* **INSTRUCTIONS FOR THE TASK**
Repeat the lines below exactly as they appear, but leave out the images.

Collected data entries
☆ ☆ ☆ ☆
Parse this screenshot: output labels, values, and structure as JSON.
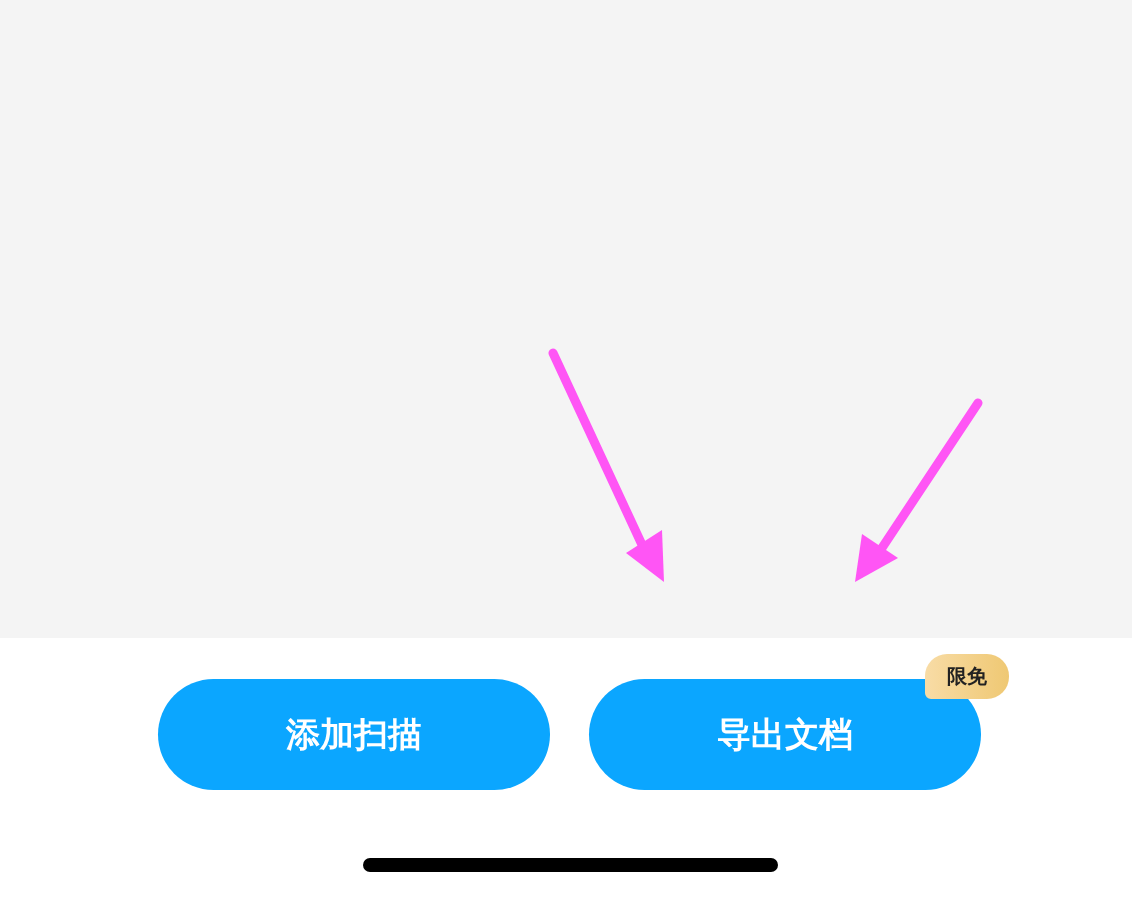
{
  "buttons": [
    {
      "label": "添加扫描"
    },
    {
      "label": "导出文档",
      "badge": "限免"
    }
  ]
}
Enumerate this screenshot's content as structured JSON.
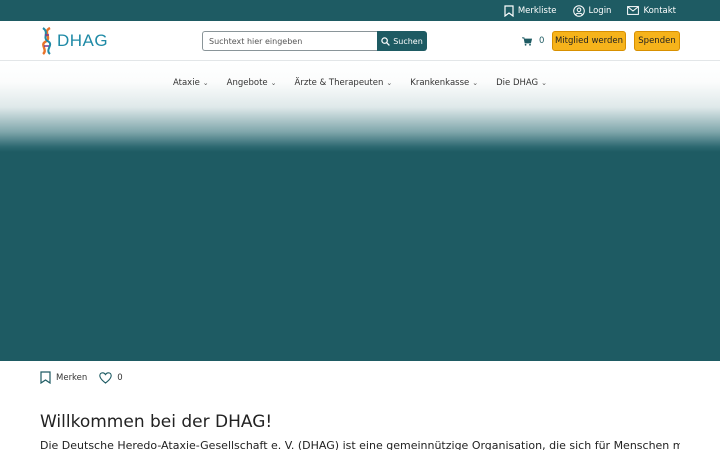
☆ ☆ ☆ ☆
* **WRITTEN ANSWER**
Parse this screenshot: output labels, values, and structure as JSON.
{
  "buttons": [
    {
      "label": "添加扫描"
    },
    {
      "label": "导出文档",
      "badge": "限免"
    }
  ]
}
Enumerate this screenshot's content as structured JSON.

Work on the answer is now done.